Segment Open
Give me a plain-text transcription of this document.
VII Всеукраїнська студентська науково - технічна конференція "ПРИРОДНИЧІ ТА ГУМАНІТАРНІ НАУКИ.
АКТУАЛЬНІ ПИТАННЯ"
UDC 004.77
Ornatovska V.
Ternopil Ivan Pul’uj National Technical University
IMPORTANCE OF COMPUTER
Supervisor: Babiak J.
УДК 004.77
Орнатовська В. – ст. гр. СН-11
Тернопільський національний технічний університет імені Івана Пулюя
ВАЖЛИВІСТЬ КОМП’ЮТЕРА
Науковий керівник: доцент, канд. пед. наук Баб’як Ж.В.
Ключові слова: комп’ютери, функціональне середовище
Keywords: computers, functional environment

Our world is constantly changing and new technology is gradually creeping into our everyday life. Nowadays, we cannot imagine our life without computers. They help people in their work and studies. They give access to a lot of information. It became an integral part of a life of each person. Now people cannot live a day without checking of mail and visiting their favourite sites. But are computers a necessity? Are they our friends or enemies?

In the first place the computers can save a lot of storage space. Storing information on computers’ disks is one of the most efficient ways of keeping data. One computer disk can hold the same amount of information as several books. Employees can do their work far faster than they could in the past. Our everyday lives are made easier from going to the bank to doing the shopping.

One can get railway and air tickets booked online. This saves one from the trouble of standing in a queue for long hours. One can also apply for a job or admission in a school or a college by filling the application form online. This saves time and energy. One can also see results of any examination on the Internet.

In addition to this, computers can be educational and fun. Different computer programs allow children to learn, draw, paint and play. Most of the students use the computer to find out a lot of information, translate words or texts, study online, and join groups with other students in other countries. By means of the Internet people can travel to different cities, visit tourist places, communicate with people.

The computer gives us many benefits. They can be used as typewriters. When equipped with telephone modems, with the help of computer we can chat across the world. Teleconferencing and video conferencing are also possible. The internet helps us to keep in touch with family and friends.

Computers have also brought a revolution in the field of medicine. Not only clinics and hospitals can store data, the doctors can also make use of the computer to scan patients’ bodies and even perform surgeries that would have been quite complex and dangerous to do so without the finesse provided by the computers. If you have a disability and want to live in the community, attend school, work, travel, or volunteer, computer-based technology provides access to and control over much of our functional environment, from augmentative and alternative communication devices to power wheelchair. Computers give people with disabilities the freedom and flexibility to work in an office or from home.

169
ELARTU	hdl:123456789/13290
Segment Closed
◆ **Problem**
Where a line of the data holds "school", show that line.

◆ **Finished task**
One can get railway and air tickets booked online. This saves one from the trouble of standing in a queue for long hours. One can also apply for a job or admission in a school or a college by filling the application form online. This saves time and energy. One can also see results of any examination on the Internet.
Computers have also brought a revolution in the field of medicine. Not only clinics and hospitals can store data, the doctors can also make use of the computer to scan patients’ bodies and even perform surgeries that would have been quite complex and dangerous to do so without the finesse provided by the computers. If you have a disability and want to live in the community, attend school, work, travel, or volunteer, computer-based technology provides access to and control over much of our functional environment, from augmentative and alternative communication devices to power wheelchair. Computers give people with disabilities the freedom and flexibility to work in an office or from home.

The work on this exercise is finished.